- _Problem details_: Repeat the material verbatim and drop the pictures.
##### Input data #####
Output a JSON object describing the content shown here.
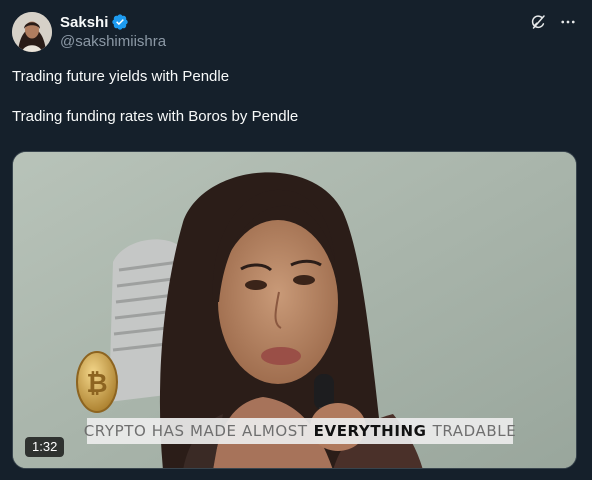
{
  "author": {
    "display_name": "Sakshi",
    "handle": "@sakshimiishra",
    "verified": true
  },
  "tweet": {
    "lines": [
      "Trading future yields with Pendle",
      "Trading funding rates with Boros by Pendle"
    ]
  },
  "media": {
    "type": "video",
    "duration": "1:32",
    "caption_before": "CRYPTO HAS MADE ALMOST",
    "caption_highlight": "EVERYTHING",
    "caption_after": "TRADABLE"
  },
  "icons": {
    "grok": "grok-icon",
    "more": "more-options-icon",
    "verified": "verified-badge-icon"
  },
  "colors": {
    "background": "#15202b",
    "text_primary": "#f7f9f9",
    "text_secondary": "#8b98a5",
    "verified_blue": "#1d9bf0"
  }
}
#####
- _Response_:
Output a JSON object describing the content shown here.
{
  "author": {
    "display_name": "Sakshi",
    "handle": "@sakshimiishra",
    "verified": true
  },
  "tweet": {
    "lines": [
      "Trading future yields with Pendle",
      "Trading funding rates with Boros by Pendle"
    ]
  },
  "media": {
    "type": "video",
    "duration": "1:32",
    "caption_before": "CRYPTO HAS MADE ALMOST",
    "caption_highlight": "EVERYTHING",
    "caption_after": "TRADABLE"
  },
  "icons": {
    "grok": "grok-icon",
    "more": "more-options-icon",
    "verified": "verified-badge-icon"
  },
  "colors": {
    "background": "#15202b",
    "text_primary": "#f7f9f9",
    "text_secondary": "#8b98a5",
    "verified_blue": "#1d9bf0"
  }
}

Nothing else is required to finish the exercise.